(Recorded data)
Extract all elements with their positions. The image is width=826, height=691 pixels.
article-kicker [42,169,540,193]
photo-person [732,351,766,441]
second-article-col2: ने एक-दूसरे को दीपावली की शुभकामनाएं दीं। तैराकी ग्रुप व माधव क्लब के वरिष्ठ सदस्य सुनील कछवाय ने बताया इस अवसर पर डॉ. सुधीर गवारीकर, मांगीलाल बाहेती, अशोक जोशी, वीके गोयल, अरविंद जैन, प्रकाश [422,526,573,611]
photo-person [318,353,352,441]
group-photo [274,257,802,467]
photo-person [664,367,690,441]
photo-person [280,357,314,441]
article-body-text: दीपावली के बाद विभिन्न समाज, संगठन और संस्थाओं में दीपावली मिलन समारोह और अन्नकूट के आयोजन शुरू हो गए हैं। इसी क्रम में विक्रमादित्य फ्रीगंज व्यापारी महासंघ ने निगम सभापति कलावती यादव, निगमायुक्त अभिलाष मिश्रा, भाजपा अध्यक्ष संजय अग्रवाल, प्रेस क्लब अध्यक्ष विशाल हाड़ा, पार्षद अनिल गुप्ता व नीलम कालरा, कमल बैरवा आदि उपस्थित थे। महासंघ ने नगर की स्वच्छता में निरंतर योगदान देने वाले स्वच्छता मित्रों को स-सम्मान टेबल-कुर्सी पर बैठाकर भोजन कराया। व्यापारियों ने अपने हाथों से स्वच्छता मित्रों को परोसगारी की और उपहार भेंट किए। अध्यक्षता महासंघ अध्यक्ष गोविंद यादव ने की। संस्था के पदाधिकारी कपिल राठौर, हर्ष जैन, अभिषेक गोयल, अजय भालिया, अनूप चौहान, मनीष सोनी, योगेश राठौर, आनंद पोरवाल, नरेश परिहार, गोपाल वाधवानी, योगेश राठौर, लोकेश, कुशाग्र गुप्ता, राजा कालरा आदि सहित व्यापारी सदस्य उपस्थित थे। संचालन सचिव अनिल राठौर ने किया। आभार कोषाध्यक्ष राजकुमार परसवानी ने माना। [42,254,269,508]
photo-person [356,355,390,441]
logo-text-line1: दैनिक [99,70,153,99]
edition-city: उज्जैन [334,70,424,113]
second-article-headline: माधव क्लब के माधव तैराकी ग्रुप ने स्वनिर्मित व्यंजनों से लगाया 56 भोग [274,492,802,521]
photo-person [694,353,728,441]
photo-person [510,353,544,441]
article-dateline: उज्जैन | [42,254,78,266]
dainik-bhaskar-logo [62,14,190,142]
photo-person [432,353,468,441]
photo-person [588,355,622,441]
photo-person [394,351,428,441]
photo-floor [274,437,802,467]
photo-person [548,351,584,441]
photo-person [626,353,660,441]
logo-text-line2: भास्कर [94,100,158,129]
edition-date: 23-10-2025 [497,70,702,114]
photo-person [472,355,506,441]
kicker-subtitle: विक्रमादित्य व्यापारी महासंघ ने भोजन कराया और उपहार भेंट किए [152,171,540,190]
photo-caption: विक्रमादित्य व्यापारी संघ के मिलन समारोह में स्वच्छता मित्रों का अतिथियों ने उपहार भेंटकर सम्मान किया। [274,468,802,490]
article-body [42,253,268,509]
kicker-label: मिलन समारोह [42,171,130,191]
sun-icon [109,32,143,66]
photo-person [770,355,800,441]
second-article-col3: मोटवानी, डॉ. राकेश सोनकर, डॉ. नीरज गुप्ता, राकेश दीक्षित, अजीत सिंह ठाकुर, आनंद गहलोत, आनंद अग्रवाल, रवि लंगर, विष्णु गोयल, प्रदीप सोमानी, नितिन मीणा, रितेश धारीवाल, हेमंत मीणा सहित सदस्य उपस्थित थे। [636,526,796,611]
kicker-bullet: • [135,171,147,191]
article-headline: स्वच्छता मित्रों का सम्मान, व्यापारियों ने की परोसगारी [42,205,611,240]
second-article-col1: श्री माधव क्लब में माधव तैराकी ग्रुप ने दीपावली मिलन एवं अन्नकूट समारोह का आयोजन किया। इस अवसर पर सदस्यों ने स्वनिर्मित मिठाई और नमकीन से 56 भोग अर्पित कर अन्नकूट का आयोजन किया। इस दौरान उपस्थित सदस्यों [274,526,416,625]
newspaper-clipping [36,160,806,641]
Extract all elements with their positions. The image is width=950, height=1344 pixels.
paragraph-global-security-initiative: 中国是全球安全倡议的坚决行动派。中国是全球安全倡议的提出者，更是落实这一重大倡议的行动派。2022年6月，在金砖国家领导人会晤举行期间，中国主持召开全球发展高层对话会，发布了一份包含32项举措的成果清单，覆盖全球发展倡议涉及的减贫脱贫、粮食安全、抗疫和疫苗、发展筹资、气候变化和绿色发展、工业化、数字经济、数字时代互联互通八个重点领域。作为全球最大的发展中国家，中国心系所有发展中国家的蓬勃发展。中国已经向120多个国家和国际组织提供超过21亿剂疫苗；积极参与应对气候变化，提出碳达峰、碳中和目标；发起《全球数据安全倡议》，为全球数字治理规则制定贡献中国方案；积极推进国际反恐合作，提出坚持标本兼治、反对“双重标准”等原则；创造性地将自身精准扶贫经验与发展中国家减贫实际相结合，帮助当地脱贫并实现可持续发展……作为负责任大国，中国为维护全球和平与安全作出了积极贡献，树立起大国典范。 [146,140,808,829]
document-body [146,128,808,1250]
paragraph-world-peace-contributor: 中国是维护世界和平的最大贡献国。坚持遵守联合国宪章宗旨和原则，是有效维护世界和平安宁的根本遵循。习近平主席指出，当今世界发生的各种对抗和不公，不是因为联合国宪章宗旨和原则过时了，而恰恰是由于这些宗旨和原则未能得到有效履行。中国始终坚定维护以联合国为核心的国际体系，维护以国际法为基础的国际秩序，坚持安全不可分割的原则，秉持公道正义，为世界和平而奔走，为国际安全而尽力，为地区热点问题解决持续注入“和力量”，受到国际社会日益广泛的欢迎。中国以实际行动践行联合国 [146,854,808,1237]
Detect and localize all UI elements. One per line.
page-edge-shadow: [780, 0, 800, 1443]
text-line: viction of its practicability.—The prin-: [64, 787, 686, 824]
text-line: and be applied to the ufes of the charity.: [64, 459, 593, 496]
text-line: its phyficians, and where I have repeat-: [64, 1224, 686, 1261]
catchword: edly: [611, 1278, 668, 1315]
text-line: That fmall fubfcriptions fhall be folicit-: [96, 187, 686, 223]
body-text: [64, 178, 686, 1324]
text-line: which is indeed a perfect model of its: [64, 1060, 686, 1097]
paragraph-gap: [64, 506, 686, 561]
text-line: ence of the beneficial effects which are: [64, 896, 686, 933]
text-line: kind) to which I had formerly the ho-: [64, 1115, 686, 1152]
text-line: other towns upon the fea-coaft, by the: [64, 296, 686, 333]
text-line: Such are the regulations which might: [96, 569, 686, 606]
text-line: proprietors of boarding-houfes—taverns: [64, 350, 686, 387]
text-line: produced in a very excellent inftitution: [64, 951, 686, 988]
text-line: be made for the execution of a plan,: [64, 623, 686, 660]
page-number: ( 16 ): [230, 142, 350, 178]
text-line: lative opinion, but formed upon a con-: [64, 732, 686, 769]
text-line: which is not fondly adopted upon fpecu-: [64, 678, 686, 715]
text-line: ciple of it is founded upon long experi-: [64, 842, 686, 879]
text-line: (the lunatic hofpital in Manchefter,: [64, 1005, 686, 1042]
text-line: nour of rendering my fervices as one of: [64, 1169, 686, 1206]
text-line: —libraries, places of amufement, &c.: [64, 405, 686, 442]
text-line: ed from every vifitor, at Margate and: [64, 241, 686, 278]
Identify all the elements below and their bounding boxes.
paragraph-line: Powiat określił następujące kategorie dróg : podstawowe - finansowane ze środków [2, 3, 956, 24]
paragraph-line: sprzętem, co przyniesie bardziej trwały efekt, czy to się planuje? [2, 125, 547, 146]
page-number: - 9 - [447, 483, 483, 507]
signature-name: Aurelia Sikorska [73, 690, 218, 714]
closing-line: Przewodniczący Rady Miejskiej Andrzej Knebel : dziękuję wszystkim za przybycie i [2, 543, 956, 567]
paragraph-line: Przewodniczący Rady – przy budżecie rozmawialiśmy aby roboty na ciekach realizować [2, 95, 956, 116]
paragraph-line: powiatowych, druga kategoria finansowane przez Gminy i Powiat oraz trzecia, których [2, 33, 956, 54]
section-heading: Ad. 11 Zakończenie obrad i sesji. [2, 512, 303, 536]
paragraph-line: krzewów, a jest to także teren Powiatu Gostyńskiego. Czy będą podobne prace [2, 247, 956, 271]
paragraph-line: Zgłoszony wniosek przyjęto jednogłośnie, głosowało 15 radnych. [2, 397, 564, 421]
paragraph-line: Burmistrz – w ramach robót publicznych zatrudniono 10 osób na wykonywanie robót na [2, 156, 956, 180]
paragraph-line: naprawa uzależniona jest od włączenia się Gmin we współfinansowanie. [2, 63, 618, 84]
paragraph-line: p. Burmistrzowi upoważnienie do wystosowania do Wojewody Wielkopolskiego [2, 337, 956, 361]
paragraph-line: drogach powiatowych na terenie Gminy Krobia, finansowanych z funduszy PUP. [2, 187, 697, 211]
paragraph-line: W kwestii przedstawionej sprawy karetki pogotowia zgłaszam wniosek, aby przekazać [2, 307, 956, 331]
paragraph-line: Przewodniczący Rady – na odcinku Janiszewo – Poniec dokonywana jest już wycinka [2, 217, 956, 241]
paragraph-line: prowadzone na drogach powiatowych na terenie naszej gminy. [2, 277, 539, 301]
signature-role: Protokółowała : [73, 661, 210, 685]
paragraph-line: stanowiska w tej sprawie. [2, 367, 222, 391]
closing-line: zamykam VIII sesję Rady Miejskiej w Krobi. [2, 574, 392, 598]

STATED GOAL.
Rewrite the items from the first line through the line with "photo-person [280,357,314,441]", putting "px" in place of "pixels" and keeping everything else unchanged.

SOLUTION TO THIS EXERCISE.
Extract all elements with their positions. The image is width=826, height=691 px.
article-kicker [42,169,540,193]
photo-person [732,351,766,441]
second-article-col2: ने एक-दूसरे को दीपावली की शुभकामनाएं दीं। तैराकी ग्रुप व माधव क्लब के वरिष्ठ सदस्य सुनील कछवाय ने बताया इस अवसर पर डॉ. सुधीर गवारीकर, मांगीलाल बाहेती, अशोक जोशी, वीके गोयल, अरविंद जैन, प्रकाश [422,526,573,611]
photo-person [318,353,352,441]
group-photo [274,257,802,467]
photo-person [664,367,690,441]
photo-person [280,357,314,441]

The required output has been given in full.